══ DATASET EXTRACT
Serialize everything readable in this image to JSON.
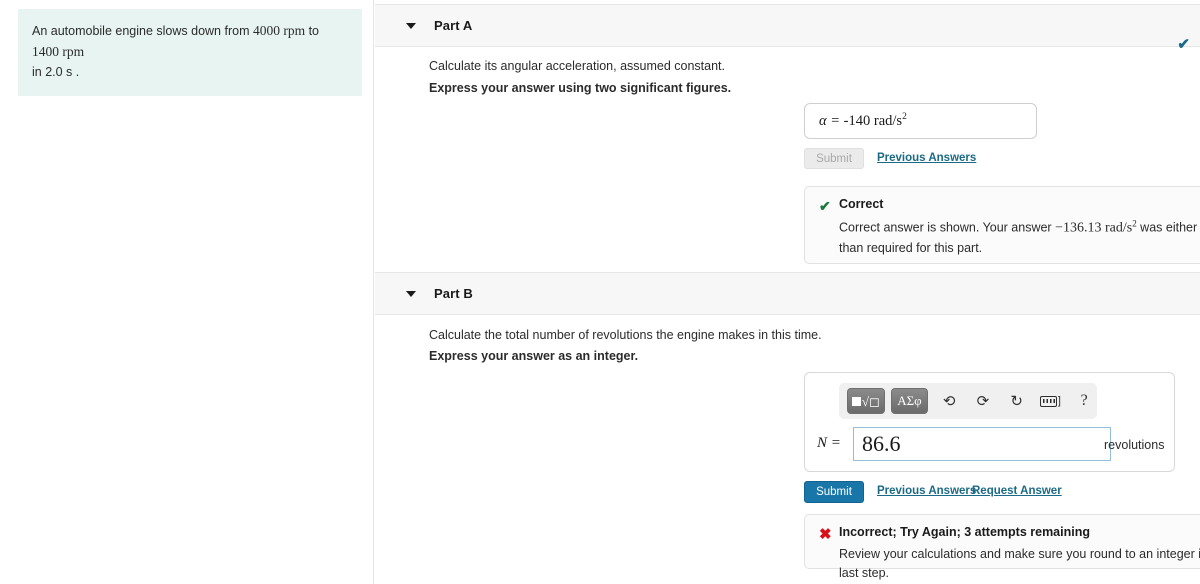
{
  "problem": {
    "text_part1": "An automobile engine slows down from ",
    "rpm_from": "4000 rpm",
    "text_mid": " to ",
    "rpm_to": "1400 rpm",
    "text_end": "in 2.0 s ."
  },
  "parts": [
    {
      "id": "part-a",
      "title": "Part A",
      "status_icon": "check-icon",
      "prompt": "Calculate its angular acceleration, assumed constant.",
      "instruction": "Express your answer using two significant figures.",
      "answer_label": "α = ",
      "answer_value": "-140",
      "answer_units": "rad/s",
      "answer_units_exp": "2",
      "submit_label": "Submit",
      "submit_enabled": false,
      "links": [
        "Previous Answers"
      ],
      "feedback": {
        "type": "correct",
        "mark": "✔",
        "title": "Correct",
        "body_part1": "Correct answer is shown. Your answer ",
        "body_math": "−136.13 rad/s",
        "body_math_exp": "2",
        "body_part2": " was either rounded differently or used a different number of significant figures than required for this part."
      }
    },
    {
      "id": "part-b",
      "title": "Part B",
      "prompt": "Calculate the total number of revolutions the engine makes in this time.",
      "instruction": "Express your answer as an integer.",
      "toolbar": [
        {
          "name": "math-template-button",
          "label": "√"
        },
        {
          "name": "greek-symbols-button",
          "label": "ΑΣφ"
        },
        {
          "name": "undo-icon",
          "label": "↶"
        },
        {
          "name": "redo-icon",
          "label": "↷"
        },
        {
          "name": "reset-icon",
          "label": "↻"
        },
        {
          "name": "keyboard-icon",
          "label": "⌨]"
        },
        {
          "name": "help-icon",
          "label": "?"
        }
      ],
      "answer_label": "N =",
      "answer_value": "86.6",
      "unit": "revolutions",
      "submit_label": "Submit",
      "submit_enabled": true,
      "links": [
        "Previous Answers",
        "Request Answer"
      ],
      "feedback": {
        "type": "incorrect",
        "mark": "✖",
        "title": "Incorrect; Try Again; 3 attempts remaining",
        "body": "Review your calculations and make sure you round to an integer in the last step."
      }
    }
  ],
  "colors": {
    "problem_bg": "#e7f4f2",
    "accent_link": "#1b6a85",
    "submit_active": "#1876a8",
    "correct": "#1a7a3c",
    "incorrect": "#d8101a"
  }
}
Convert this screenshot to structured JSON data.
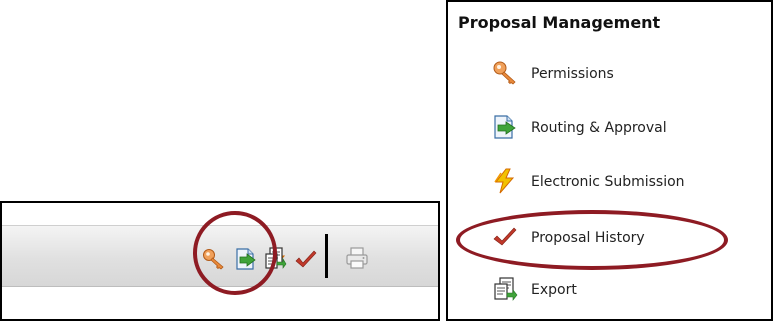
{
  "menu": {
    "title": "Proposal Management",
    "items": [
      {
        "label": "Permissions",
        "icon": "key-icon"
      },
      {
        "label": "Routing & Approval",
        "icon": "routing-approval-icon"
      },
      {
        "label": "Electronic Submission",
        "icon": "lightning-icon"
      },
      {
        "label": "Proposal History",
        "icon": "checkmark-icon",
        "highlighted": true
      },
      {
        "label": "Export",
        "icon": "export-icon"
      }
    ]
  },
  "toolbar": {
    "icons": [
      "key-icon",
      "routing-approval-icon",
      "lightning-icon",
      "checkmark-icon",
      "export-icon",
      "print-icon"
    ],
    "highlighted_icon": "checkmark-icon"
  },
  "colors": {
    "highlight_ring": "#8e1b23",
    "checkmark": "#c0392b",
    "key": "#e8893a",
    "lightning": "#f2c200",
    "routing_arrow": "#3fa33a"
  }
}
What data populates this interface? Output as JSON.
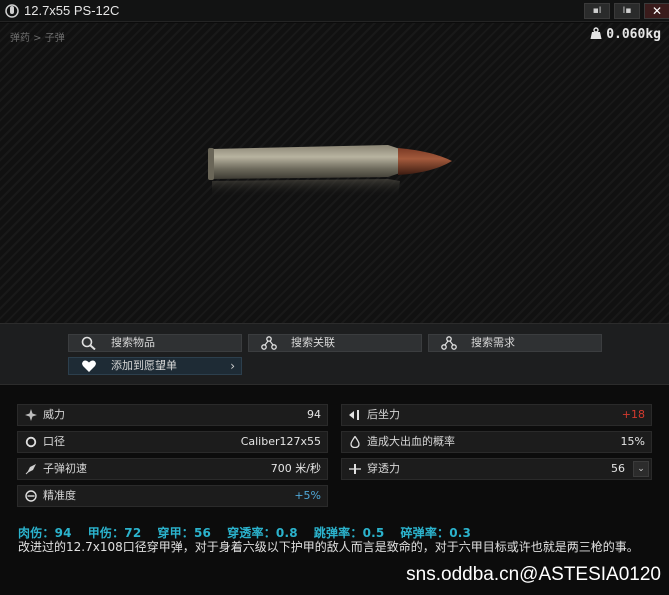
{
  "window": {
    "title": "12.7x55 PS-12C",
    "buttons": {
      "minimize": "▪I",
      "restore": "I▪",
      "close": "✕"
    }
  },
  "preview": {
    "breadcrumb": "弹药 > 子弹",
    "weight": "0.060kg"
  },
  "actions": {
    "search_item": "搜索物品",
    "search_linked": "搜索关联",
    "search_needs": "搜索需求",
    "add_wishlist": "添加到愿望单"
  },
  "stats": {
    "left": [
      {
        "icon": "damage-icon",
        "label": "威力",
        "value": "94"
      },
      {
        "icon": "caliber-icon",
        "label": "口径",
        "value": "Caliber127x55"
      },
      {
        "icon": "velocity-icon",
        "label": "子弹初速",
        "value": "700 米/秒"
      },
      {
        "icon": "accuracy-icon",
        "label": "精准度",
        "value": "+5%"
      }
    ],
    "right": [
      {
        "icon": "recoil-icon",
        "label": "后坐力",
        "value": "+18"
      },
      {
        "icon": "bleed-icon",
        "label": "造成大出血的概率",
        "value": "15%"
      },
      {
        "icon": "penetration-icon",
        "label": "穿透力",
        "value": "56"
      }
    ]
  },
  "summary": {
    "flesh": "肉伤：94",
    "armor": "甲伤：72",
    "pen": "穿甲：56",
    "pen_rate": "穿透率：0.8",
    "ricochet": "跳弹率：0.5",
    "frag": "碎弹率：0.3"
  },
  "description": "改进过的12.7x108口径穿甲弹，对于身着六级以下护甲的敌人而言是致命的，对于六甲目标或许也就是两三枪的事。",
  "watermark": "sns.oddba.cn@ASTESIA0120",
  "colors": {
    "accent": "#2bb3cd",
    "negative": "#d33a2e",
    "positive": "#4fa8d8"
  }
}
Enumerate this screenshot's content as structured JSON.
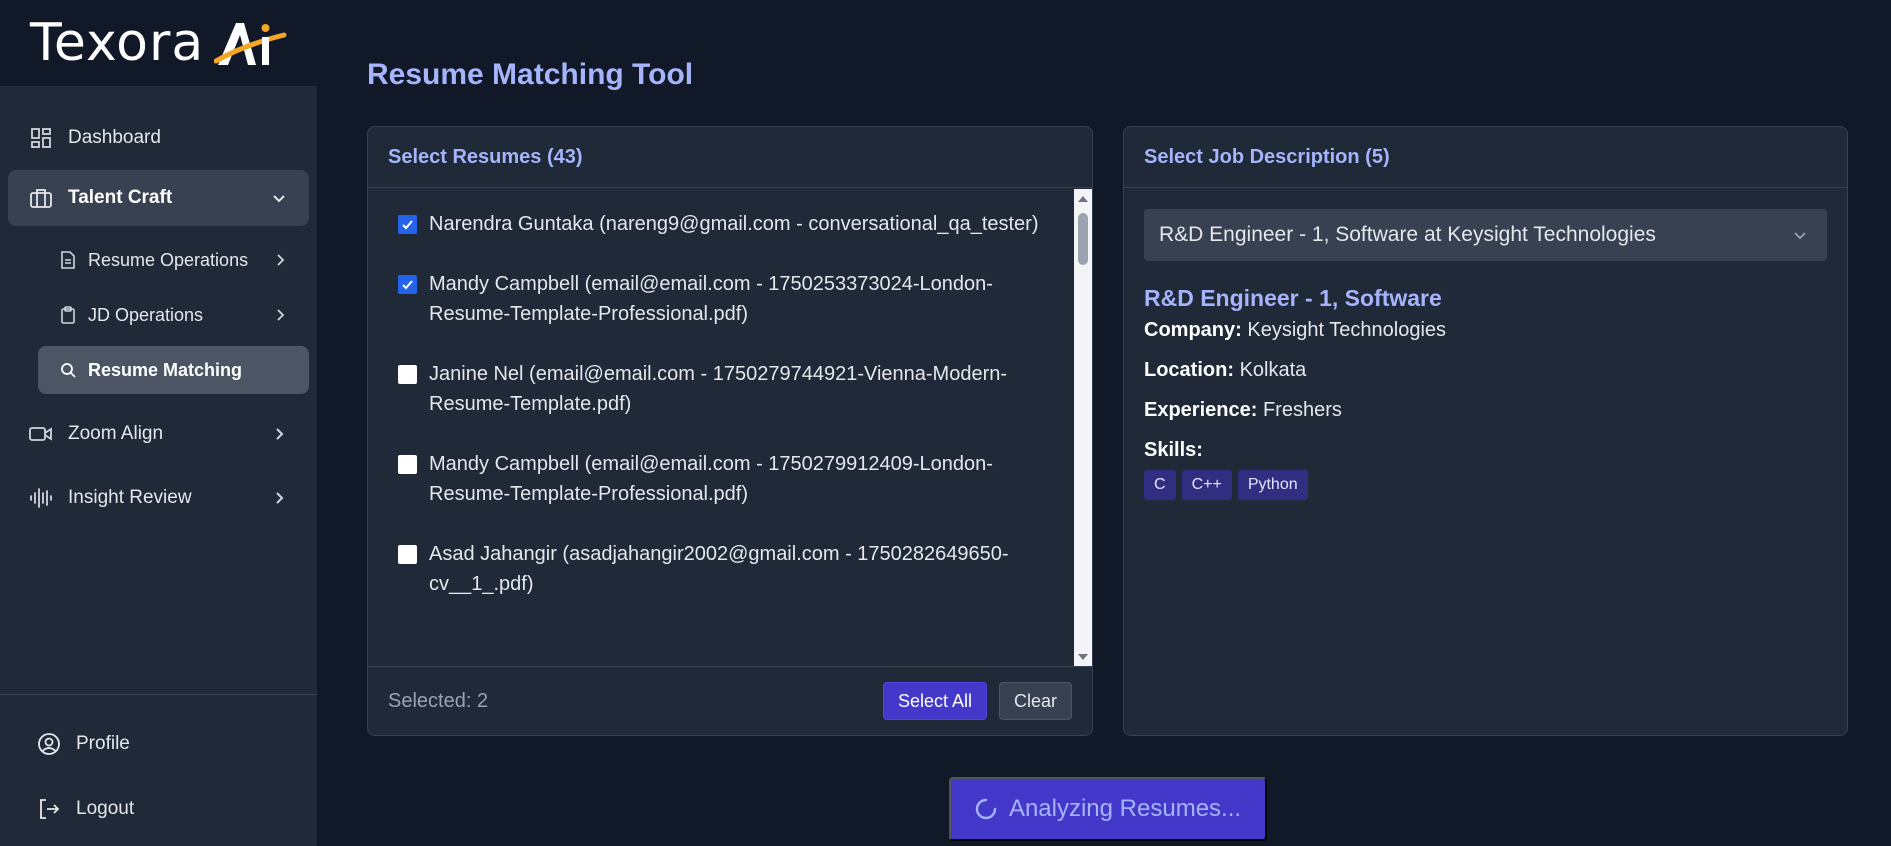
════
WHAT YOU ARE ASKED TO DO –
Without including any picture, retype the entries exactly.

RESULT FOR THIS TASK –
Serialize everything readable in this image to JSON.
{
  "problem": {
    "text_part1": "An automobile engine slows down from ",
    "rpm_from": "4000 rpm",
    "text_mid": " to ",
    "rpm_to": "1400 rpm",
    "text_end": "in 2.0 s ."
  },
  "parts": [
    {
      "id": "part-a",
      "title": "Part A",
      "status_icon": "check-icon",
      "prompt": "Calculate its angular acceleration, assumed constant.",
      "instruction": "Express your answer using two significant figures.",
      "answer_label": "α = ",
      "answer_value": "-140",
      "answer_units": "rad/s",
      "answer_units_exp": "2",
      "submit_label": "Submit",
      "submit_enabled": false,
      "links": [
        "Previous Answers"
      ],
      "feedback": {
        "type": "correct",
        "mark": "✔",
        "title": "Correct",
        "body_part1": "Correct answer is shown. Your answer ",
        "body_math": "−136.13 rad/s",
        "body_math_exp": "2",
        "body_part2": " was either rounded differently or used a different number of significant figures than required for this part."
      }
    },
    {
      "id": "part-b",
      "title": "Part B",
      "prompt": "Calculate the total number of revolutions the engine makes in this time.",
      "instruction": "Express your answer as an integer.",
      "toolbar": [
        {
          "name": "math-template-button",
          "label": "√"
        },
        {
          "name": "greek-symbols-button",
          "label": "ΑΣφ"
        },
        {
          "name": "undo-icon",
          "label": "↶"
        },
        {
          "name": "redo-icon",
          "label": "↷"
        },
        {
          "name": "reset-icon",
          "label": "↻"
        },
        {
          "name": "keyboard-icon",
          "label": "⌨]"
        },
        {
          "name": "help-icon",
          "label": "?"
        }
      ],
      "answer_label": "N =",
      "answer_value": "86.6",
      "unit": "revolutions",
      "submit_label": "Submit",
      "submit_enabled": true,
      "links": [
        "Previous Answers",
        "Request Answer"
      ],
      "feedback": {
        "type": "incorrect",
        "mark": "✖",
        "title": "Incorrect; Try Again; 3 attempts remaining",
        "body": "Review your calculations and make sure you round to an integer in the last step."
      }
    }
  ],
  "colors": {
    "problem_bg": "#e7f4f2",
    "accent_link": "#1b6a85",
    "submit_active": "#1876a8",
    "correct": "#1a7a3c",
    "incorrect": "#d8101a"
  }
}
Convert this screenshot to structured JSON data.
{
  "menu": {
    "title": "Proposal Management",
    "items": [
      {
        "label": "Permissions",
        "icon": "key-icon"
      },
      {
        "label": "Routing & Approval",
        "icon": "routing-approval-icon"
      },
      {
        "label": "Electronic Submission",
        "icon": "lightning-icon"
      },
      {
        "label": "Proposal History",
        "icon": "checkmark-icon",
        "highlighted": true
      },
      {
        "label": "Export",
        "icon": "export-icon"
      }
    ]
  },
  "toolbar": {
    "icons": [
      "key-icon",
      "routing-approval-icon",
      "lightning-icon",
      "checkmark-icon",
      "export-icon",
      "print-icon"
    ],
    "highlighted_icon": "checkmark-icon"
  },
  "colors": {
    "highlight_ring": "#8e1b23",
    "checkmark": "#c0392b",
    "key": "#e8893a",
    "lightning": "#f2c200",
    "routing_arrow": "#3fa33a"
  }
}
What data populates this interface? Output as JSON.
{
  "window": {
    "title": "12.7x55 PS-12C",
    "buttons": {
      "minimize": "▪I",
      "restore": "I▪",
      "close": "✕"
    }
  },
  "preview": {
    "breadcrumb": "弹药 > 子弹",
    "weight": "0.060kg"
  },
  "actions": {
    "search_item": "搜索物品",
    "search_linked": "搜索关联",
    "search_needs": "搜索需求",
    "add_wishlist": "添加到愿望单"
  },
  "stats": {
    "left": [
      {
        "icon": "damage-icon",
        "label": "威力",
        "value": "94"
      },
      {
        "icon": "caliber-icon",
        "label": "口径",
        "value": "Caliber127x55"
      },
      {
        "icon": "velocity-icon",
        "label": "子弹初速",
        "value": "700 米/秒"
      },
      {
        "icon": "accuracy-icon",
        "label": "精准度",
        "value": "+5%"
      }
    ],
    "right": [
      {
        "icon": "recoil-icon",
        "label": "后坐力",
        "value": "+18"
      },
      {
        "icon": "bleed-icon",
        "label": "造成大出血的概率",
        "value": "15%"
      },
      {
        "icon": "penetration-icon",
        "label": "穿透力",
        "value": "56"
      }
    ]
  },
  "summary": {
    "flesh": "肉伤：94",
    "armor": "甲伤：72",
    "pen": "穿甲：56",
    "pen_rate": "穿透率：0.8",
    "ricochet": "跳弹率：0.5",
    "frag": "碎弹率：0.3"
  },
  "description": "改进过的12.7x108口径穿甲弹，对于身着六级以下护甲的敌人而言是致命的，对于六甲目标或许也就是两三枪的事。",
  "watermark": "sns.oddba.cn@ASTESIA0120",
  "colors": {
    "accent": "#2bb3cd",
    "negative": "#d33a2e",
    "positive": "#4fa8d8"
  }
}
Enumerate this screenshot's content as structured JSON.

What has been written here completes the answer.